- _MATERIAL SHOWN_:
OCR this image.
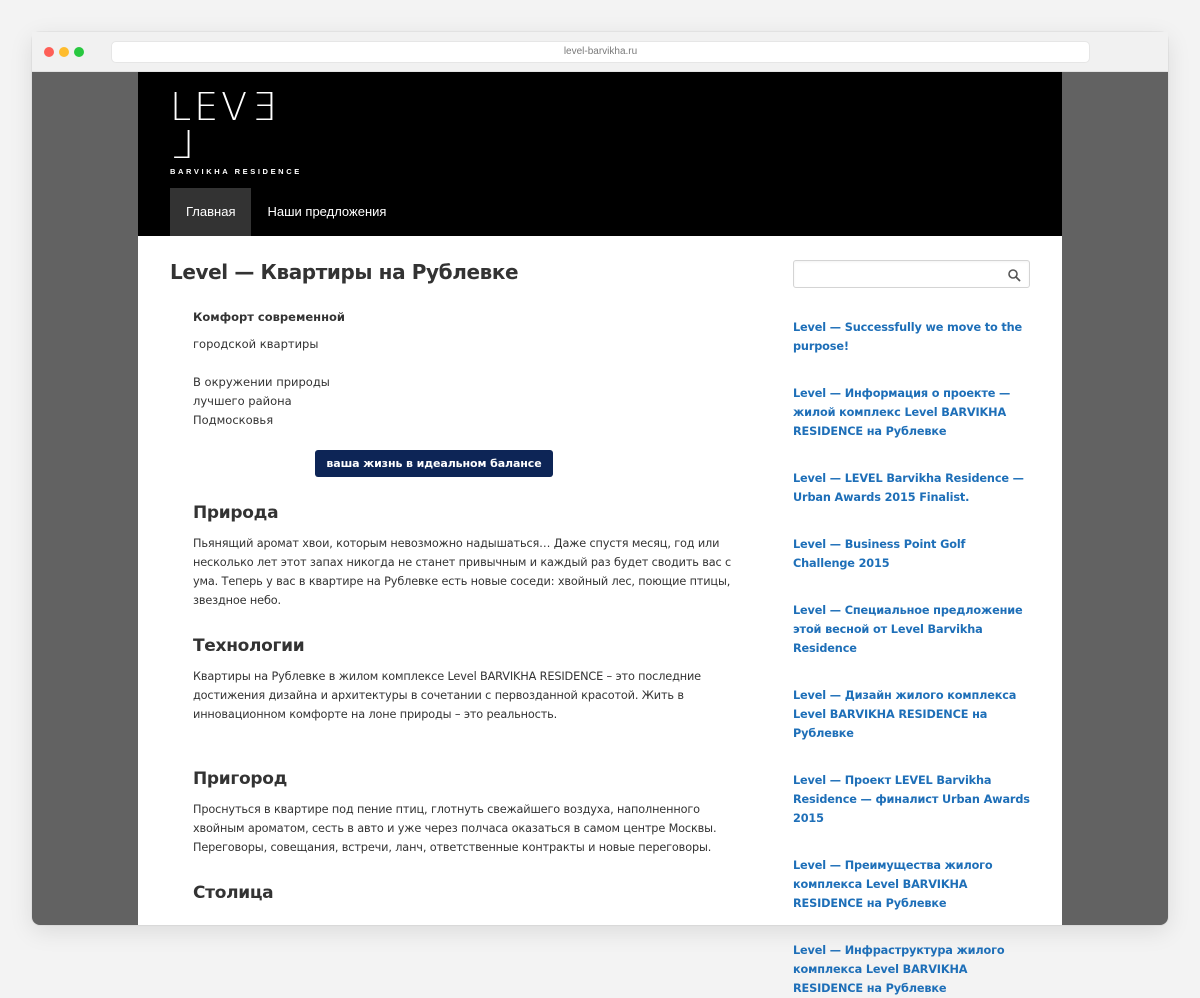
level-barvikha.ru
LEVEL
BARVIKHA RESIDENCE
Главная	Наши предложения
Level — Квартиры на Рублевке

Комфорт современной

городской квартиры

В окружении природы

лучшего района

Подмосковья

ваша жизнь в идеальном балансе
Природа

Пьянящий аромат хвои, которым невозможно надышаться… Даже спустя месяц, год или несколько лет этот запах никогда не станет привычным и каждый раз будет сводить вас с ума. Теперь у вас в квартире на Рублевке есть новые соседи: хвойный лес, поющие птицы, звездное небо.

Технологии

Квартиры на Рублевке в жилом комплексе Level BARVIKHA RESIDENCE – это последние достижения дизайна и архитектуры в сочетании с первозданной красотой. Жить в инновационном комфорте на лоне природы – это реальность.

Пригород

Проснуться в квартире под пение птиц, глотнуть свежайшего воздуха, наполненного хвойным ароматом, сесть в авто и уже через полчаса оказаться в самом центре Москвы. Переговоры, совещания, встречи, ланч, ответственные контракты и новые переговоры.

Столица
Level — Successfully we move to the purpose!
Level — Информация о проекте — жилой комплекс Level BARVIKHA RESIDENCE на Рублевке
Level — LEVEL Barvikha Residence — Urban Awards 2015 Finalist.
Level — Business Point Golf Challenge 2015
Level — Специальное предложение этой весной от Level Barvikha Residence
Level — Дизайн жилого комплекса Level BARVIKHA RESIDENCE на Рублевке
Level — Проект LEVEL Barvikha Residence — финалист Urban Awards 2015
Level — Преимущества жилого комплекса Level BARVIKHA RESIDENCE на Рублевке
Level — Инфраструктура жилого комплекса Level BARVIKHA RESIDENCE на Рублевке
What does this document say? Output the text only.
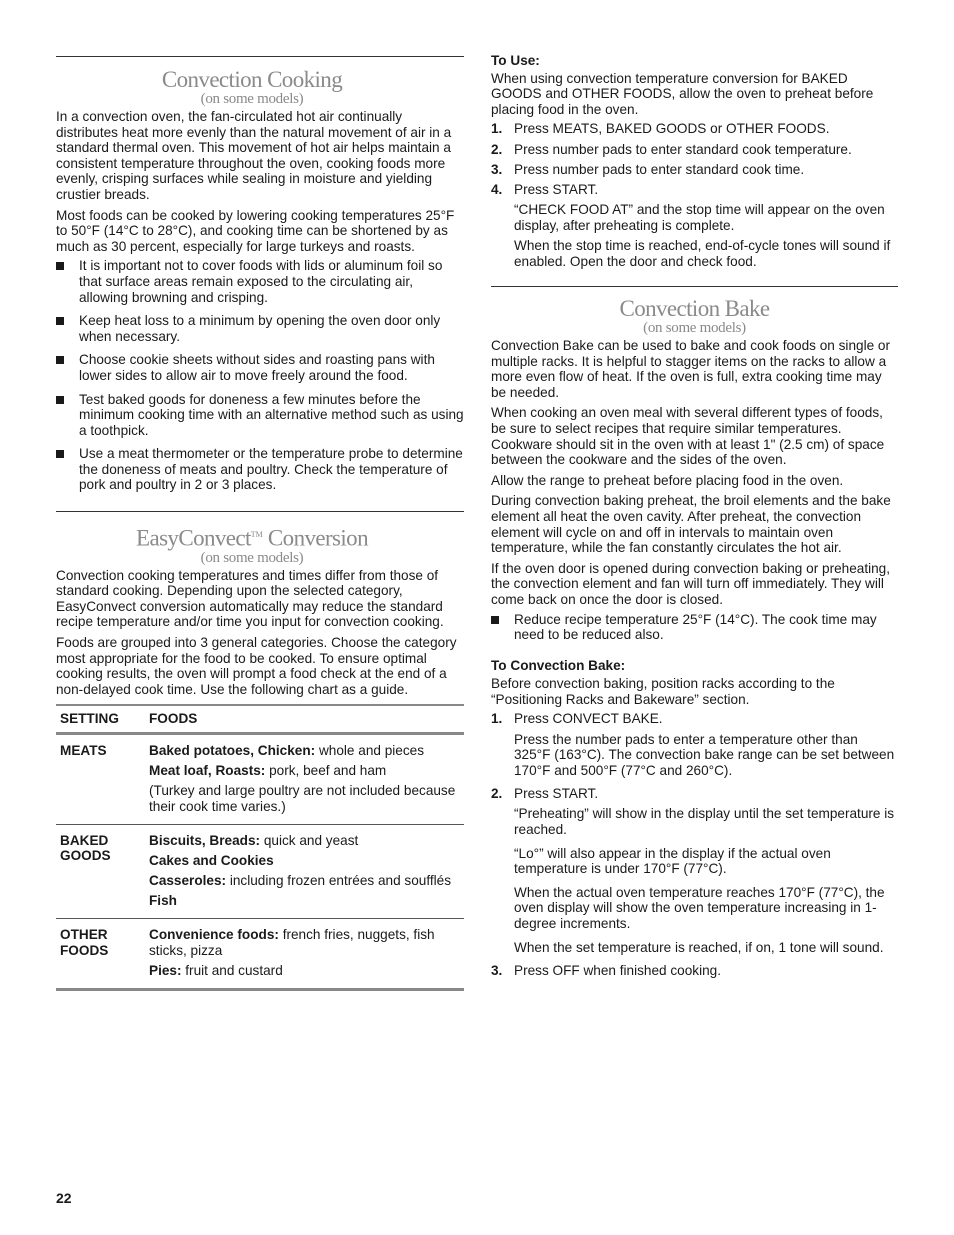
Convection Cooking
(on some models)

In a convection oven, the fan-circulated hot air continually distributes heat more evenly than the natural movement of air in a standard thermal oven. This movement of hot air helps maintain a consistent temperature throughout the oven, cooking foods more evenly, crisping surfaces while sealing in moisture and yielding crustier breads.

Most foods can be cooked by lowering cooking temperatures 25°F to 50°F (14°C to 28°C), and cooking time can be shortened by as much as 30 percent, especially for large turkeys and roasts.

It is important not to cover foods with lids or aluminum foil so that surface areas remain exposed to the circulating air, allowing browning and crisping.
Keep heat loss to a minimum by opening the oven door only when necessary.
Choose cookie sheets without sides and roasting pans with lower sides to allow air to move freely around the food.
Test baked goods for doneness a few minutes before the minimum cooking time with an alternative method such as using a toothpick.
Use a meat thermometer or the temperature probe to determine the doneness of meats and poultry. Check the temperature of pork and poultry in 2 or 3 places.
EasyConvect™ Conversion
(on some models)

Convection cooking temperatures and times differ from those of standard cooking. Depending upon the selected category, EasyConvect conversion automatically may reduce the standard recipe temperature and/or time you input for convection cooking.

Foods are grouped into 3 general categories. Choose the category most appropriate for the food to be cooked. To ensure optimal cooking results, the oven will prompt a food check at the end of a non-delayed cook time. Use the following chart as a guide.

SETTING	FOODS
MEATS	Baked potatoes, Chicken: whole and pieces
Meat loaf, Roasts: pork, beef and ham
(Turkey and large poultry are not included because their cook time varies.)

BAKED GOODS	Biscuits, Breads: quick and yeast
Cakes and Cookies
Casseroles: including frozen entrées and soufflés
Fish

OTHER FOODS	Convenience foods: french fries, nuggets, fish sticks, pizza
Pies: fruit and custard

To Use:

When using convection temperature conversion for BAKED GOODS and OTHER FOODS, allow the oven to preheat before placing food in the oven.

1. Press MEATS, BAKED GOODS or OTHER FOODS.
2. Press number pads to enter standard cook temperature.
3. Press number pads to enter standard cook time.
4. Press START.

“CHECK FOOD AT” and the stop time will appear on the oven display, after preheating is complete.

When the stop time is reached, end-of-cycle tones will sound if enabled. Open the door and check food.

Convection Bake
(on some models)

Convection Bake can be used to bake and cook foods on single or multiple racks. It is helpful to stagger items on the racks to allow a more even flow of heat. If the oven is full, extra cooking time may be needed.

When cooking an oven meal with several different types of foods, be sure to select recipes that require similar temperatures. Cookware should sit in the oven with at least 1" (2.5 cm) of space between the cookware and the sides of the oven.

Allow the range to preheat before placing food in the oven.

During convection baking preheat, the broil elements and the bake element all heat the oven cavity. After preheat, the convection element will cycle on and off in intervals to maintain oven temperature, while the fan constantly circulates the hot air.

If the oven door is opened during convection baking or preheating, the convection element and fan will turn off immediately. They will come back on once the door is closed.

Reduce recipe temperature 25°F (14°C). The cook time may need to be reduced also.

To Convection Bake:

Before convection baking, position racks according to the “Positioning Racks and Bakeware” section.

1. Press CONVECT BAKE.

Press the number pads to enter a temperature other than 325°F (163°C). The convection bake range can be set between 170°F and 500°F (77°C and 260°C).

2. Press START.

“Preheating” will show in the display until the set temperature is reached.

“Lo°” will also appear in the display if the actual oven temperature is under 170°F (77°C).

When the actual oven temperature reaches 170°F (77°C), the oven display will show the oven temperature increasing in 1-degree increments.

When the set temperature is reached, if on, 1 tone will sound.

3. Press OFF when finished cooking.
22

==

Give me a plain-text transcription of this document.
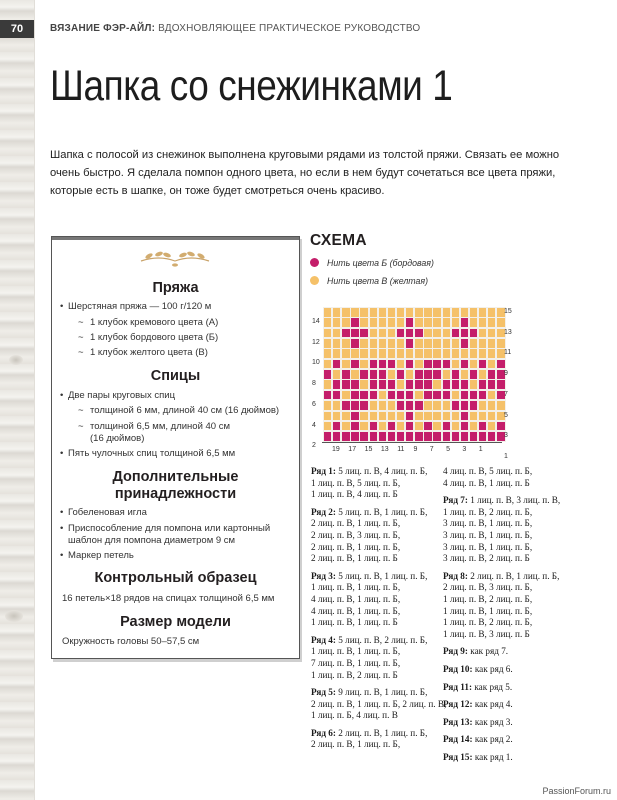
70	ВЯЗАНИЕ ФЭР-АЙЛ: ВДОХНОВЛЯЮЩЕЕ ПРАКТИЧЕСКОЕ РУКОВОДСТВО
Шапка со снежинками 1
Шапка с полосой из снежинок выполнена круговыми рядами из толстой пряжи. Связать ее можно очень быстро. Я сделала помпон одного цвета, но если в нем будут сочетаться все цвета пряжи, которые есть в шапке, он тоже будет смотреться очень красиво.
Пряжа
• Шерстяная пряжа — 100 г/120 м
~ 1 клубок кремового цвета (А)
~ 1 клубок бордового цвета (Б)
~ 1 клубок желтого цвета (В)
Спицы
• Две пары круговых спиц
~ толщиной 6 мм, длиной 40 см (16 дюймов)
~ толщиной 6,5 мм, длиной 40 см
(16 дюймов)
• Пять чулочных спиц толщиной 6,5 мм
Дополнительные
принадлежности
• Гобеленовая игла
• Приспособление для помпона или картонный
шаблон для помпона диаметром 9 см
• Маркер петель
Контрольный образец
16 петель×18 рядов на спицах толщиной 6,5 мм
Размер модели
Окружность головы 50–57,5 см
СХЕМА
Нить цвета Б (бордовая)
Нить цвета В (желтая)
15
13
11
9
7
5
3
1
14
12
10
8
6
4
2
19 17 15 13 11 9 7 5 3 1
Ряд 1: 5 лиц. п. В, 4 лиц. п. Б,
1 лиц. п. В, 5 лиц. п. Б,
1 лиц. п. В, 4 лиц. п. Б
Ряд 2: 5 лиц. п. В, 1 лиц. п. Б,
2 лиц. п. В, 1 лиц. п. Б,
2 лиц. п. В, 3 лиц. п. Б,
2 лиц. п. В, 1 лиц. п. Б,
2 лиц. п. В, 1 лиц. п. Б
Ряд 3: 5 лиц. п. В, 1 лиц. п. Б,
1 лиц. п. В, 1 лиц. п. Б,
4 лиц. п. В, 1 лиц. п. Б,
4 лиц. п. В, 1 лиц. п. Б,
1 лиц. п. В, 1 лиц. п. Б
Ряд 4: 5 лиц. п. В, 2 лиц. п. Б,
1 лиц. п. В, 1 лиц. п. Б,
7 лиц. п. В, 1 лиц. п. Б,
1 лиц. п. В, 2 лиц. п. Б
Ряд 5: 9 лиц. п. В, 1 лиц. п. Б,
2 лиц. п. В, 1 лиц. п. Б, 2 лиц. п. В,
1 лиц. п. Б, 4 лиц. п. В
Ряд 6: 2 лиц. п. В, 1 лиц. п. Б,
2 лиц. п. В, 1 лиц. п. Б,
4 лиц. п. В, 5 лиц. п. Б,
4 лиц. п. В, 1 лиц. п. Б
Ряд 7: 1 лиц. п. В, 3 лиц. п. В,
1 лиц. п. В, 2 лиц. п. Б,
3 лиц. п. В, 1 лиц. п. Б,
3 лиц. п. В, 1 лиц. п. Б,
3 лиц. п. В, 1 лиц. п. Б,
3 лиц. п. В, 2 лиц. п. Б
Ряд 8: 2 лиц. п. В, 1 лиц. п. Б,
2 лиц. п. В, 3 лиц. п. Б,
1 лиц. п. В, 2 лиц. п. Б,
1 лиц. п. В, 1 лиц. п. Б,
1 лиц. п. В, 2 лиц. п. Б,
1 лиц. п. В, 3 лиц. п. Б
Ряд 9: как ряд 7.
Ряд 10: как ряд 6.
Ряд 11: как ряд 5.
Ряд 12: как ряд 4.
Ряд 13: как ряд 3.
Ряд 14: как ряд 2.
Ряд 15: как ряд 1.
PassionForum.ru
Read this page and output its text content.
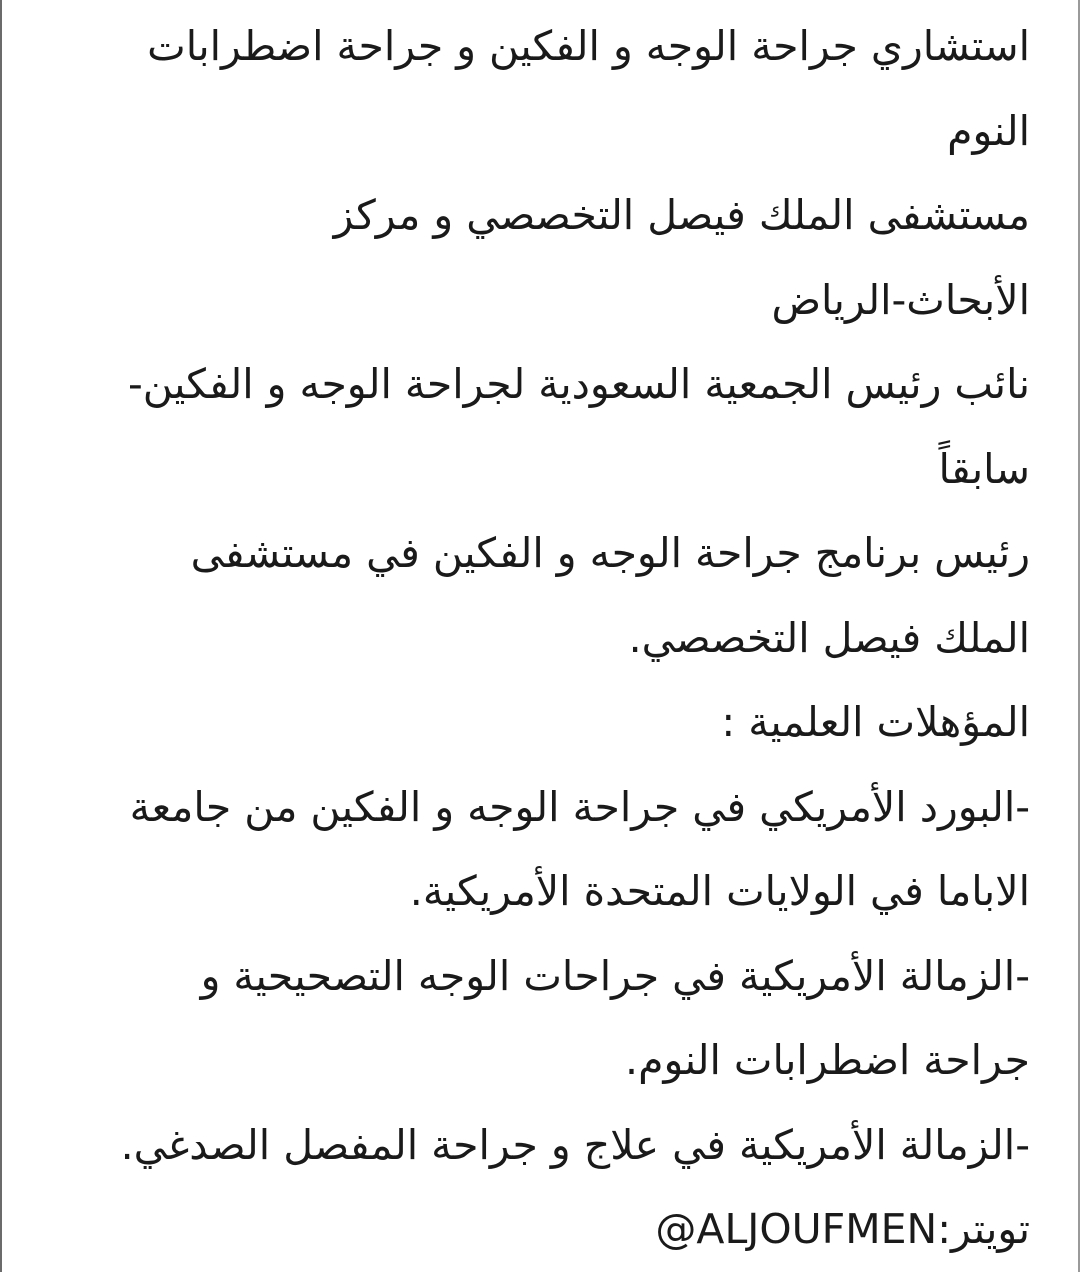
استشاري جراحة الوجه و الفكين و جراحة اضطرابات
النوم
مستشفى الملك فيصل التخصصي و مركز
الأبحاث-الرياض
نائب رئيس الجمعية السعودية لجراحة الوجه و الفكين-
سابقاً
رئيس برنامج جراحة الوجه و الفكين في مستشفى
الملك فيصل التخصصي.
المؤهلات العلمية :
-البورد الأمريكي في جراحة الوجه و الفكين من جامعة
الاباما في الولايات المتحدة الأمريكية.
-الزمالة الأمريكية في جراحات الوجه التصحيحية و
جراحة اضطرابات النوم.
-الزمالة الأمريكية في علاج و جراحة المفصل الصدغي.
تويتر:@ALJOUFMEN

- _THE EXERCISE_:
Count each line where the string "الأمريكية" occurs, and write only the number.

- _RESULT OF THIS EXERCISE_:
3